**Information given**
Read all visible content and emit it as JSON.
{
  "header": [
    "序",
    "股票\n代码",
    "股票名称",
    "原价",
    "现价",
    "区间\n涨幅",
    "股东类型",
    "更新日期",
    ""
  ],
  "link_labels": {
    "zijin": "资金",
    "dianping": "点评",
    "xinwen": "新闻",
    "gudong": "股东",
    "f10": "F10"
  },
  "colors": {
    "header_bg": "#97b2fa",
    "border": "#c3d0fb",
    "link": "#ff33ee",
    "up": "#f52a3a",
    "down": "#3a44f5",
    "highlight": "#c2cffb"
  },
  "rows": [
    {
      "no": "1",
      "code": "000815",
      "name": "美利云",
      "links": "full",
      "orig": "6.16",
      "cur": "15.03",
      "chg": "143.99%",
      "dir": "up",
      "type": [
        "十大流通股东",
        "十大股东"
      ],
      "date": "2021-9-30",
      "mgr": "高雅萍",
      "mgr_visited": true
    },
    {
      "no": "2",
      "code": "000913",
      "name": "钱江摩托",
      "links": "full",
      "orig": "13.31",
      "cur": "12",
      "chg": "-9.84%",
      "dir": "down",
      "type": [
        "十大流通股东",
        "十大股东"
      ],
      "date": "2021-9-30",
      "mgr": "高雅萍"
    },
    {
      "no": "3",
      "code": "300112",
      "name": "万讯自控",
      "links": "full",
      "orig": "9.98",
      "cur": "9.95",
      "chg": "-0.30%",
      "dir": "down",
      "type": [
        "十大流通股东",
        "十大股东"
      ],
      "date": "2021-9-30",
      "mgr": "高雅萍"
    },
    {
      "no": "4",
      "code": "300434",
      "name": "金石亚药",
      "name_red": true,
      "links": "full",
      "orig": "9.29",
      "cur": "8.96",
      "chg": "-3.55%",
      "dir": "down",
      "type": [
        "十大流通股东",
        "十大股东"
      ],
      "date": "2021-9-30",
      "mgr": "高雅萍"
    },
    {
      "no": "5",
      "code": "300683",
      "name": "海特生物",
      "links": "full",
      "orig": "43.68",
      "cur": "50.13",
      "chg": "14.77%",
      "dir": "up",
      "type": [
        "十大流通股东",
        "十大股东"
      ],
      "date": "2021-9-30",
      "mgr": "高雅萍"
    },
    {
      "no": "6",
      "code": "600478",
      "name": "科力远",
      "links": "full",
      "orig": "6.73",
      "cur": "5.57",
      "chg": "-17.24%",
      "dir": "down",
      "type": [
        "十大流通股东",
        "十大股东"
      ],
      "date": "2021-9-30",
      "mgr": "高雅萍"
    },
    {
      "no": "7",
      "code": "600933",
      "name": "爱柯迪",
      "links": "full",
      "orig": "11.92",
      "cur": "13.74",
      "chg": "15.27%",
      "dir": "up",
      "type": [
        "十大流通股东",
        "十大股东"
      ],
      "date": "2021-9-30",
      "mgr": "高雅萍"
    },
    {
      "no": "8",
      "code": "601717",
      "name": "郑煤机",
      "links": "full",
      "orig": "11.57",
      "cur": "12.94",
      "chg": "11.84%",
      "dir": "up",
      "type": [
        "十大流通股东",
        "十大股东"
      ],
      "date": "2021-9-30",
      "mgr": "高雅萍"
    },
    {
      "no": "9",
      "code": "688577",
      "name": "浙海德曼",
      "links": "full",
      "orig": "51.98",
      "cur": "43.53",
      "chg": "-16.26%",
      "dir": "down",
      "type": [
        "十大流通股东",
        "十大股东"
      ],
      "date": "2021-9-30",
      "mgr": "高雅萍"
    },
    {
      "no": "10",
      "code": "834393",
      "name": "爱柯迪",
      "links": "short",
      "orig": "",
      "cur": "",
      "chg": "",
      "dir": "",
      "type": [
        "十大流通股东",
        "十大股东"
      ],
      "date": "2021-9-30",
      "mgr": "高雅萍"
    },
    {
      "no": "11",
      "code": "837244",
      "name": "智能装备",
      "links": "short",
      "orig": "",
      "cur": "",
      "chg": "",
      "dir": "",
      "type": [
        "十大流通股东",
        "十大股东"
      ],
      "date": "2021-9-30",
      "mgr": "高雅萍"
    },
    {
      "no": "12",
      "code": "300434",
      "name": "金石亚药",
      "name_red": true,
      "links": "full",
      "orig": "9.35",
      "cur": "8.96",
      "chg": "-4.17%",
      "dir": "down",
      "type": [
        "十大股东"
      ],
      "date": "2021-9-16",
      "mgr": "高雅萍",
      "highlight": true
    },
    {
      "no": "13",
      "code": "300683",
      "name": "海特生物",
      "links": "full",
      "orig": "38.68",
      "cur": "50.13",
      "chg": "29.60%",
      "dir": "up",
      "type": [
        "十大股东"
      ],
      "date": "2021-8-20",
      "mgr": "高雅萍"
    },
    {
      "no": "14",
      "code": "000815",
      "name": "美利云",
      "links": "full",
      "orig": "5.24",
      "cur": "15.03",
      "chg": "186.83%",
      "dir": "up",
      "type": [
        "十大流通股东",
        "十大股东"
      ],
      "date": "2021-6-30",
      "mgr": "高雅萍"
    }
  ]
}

**Written instruction**
Transcribe every entry verbatim.

**Full response**
Read all visible content and emit it as JSON.
{
  "header": [
    "序",
    "股票\n代码",
    "股票名称",
    "原价",
    "现价",
    "区间\n涨幅",
    "股东类型",
    "更新日期",
    ""
  ],
  "link_labels": {
    "zijin": "资金",
    "dianping": "点评",
    "xinwen": "新闻",
    "gudong": "股东",
    "f10": "F10"
  },
  "colors": {
    "header_bg": "#97b2fa",
    "border": "#c3d0fb",
    "link": "#ff33ee",
    "up": "#f52a3a",
    "down": "#3a44f5",
    "highlight": "#c2cffb"
  },
  "rows": [
    {
      "no": "1",
      "code": "000815",
      "name": "美利云",
      "links": "full",
      "orig": "6.16",
      "cur": "15.03",
      "chg": "143.99%",
      "dir": "up",
      "type": [
        "十大流通股东",
        "十大股东"
      ],
      "date": "2021-9-30",
      "mgr": "高雅萍",
      "mgr_visited": true
    },
    {
      "no": "2",
      "code": "000913",
      "name": "钱江摩托",
      "links": "full",
      "orig": "13.31",
      "cur": "12",
      "chg": "-9.84%",
      "dir": "down",
      "type": [
        "十大流通股东",
        "十大股东"
      ],
      "date": "2021-9-30",
      "mgr": "高雅萍"
    },
    {
      "no": "3",
      "code": "300112",
      "name": "万讯自控",
      "links": "full",
      "orig": "9.98",
      "cur": "9.95",
      "chg": "-0.30%",
      "dir": "down",
      "type": [
        "十大流通股东",
        "十大股东"
      ],
      "date": "2021-9-30",
      "mgr": "高雅萍"
    },
    {
      "no": "4",
      "code": "300434",
      "name": "金石亚药",
      "name_red": true,
      "links": "full",
      "orig": "9.29",
      "cur": "8.96",
      "chg": "-3.55%",
      "dir": "down",
      "type": [
        "十大流通股东",
        "十大股东"
      ],
      "date": "2021-9-30",
      "mgr": "高雅萍"
    },
    {
      "no": "5",
      "code": "300683",
      "name": "海特生物",
      "links": "full",
      "orig": "43.68",
      "cur": "50.13",
      "chg": "14.77%",
      "dir": "up",
      "type": [
        "十大流通股东",
        "十大股东"
      ],
      "date": "2021-9-30",
      "mgr": "高雅萍"
    },
    {
      "no": "6",
      "code": "600478",
      "name": "科力远",
      "links": "full",
      "orig": "6.73",
      "cur": "5.57",
      "chg": "-17.24%",
      "dir": "down",
      "type": [
        "十大流通股东",
        "十大股东"
      ],
      "date": "2021-9-30",
      "mgr": "高雅萍"
    },
    {
      "no": "7",
      "code": "600933",
      "name": "爱柯迪",
      "links": "full",
      "orig": "11.92",
      "cur": "13.74",
      "chg": "15.27%",
      "dir": "up",
      "type": [
        "十大流通股东",
        "十大股东"
      ],
      "date": "2021-9-30",
      "mgr": "高雅萍"
    },
    {
      "no": "8",
      "code": "601717",
      "name": "郑煤机",
      "links": "full",
      "orig": "11.57",
      "cur": "12.94",
      "chg": "11.84%",
      "dir": "up",
      "type": [
        "十大流通股东",
        "十大股东"
      ],
      "date": "2021-9-30",
      "mgr": "高雅萍"
    },
    {
      "no": "9",
      "code": "688577",
      "name": "浙海德曼",
      "links": "full",
      "orig": "51.98",
      "cur": "43.53",
      "chg": "-16.26%",
      "dir": "down",
      "type": [
        "十大流通股东",
        "十大股东"
      ],
      "date": "2021-9-30",
      "mgr": "高雅萍"
    },
    {
      "no": "10",
      "code": "834393",
      "name": "爱柯迪",
      "links": "short",
      "orig": "",
      "cur": "",
      "chg": "",
      "dir": "",
      "type": [
        "十大流通股东",
        "十大股东"
      ],
      "date": "2021-9-30",
      "mgr": "高雅萍"
    },
    {
      "no": "11",
      "code": "837244",
      "name": "智能装备",
      "links": "short",
      "orig": "",
      "cur": "",
      "chg": "",
      "dir": "",
      "type": [
        "十大流通股东",
        "十大股东"
      ],
      "date": "2021-9-30",
      "mgr": "高雅萍"
    },
    {
      "no": "12",
      "code": "300434",
      "name": "金石亚药",
      "name_red": true,
      "links": "full",
      "orig": "9.35",
      "cur": "8.96",
      "chg": "-4.17%",
      "dir": "down",
      "type": [
        "十大股东"
      ],
      "date": "2021-9-16",
      "mgr": "高雅萍",
      "highlight": true
    },
    {
      "no": "13",
      "code": "300683",
      "name": "海特生物",
      "links": "full",
      "orig": "38.68",
      "cur": "50.13",
      "chg": "29.60%",
      "dir": "up",
      "type": [
        "十大股东"
      ],
      "date": "2021-8-20",
      "mgr": "高雅萍"
    },
    {
      "no": "14",
      "code": "000815",
      "name": "美利云",
      "links": "full",
      "orig": "5.24",
      "cur": "15.03",
      "chg": "186.83%",
      "dir": "up",
      "type": [
        "十大流通股东",
        "十大股东"
      ],
      "date": "2021-6-30",
      "mgr": "高雅萍"
    }
  ]
}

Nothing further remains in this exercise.